■ **DATASET ROWS**
========
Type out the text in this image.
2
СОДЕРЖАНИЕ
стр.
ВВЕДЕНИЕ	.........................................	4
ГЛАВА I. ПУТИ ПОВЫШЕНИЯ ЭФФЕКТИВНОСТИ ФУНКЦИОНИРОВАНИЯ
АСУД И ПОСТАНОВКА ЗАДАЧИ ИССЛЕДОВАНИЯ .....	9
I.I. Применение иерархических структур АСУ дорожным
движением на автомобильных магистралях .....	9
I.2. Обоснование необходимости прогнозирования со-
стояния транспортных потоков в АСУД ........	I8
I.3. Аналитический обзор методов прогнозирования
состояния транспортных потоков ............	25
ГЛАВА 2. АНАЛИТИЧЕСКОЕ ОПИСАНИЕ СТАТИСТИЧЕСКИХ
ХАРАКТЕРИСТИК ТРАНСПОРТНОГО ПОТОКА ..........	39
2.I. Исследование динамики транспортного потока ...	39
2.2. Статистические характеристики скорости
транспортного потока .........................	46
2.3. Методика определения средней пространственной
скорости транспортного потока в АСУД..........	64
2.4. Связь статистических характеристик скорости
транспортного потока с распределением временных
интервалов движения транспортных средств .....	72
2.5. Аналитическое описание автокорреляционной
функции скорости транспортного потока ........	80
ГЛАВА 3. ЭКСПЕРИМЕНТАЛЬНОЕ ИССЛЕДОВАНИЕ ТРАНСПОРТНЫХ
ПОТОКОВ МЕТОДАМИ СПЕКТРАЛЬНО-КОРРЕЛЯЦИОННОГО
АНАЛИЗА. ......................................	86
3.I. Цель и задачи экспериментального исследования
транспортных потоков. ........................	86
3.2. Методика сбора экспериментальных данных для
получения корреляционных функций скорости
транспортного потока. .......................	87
========
■ **YOUR INSTRUCTIONS**
Search the data above for the word "ГЛАВА", then gather each line in which it appears.

■ **TASK SOLUTION**
ГЛАВА I. ПУТИ ПОВЫШЕНИЯ ЭФФЕКТИВНОСТИ ФУНКЦИОНИРОВАНИЯ
ГЛАВА 2. АНАЛИТИЧЕСКОЕ ОПИСАНИЕ СТАТИСТИЧЕСКИХ
ГЛАВА 3. ЭКСПЕРИМЕНТАЛЬНОЕ ИССЛЕДОВАНИЕ ТРАНСПОРТНЫХ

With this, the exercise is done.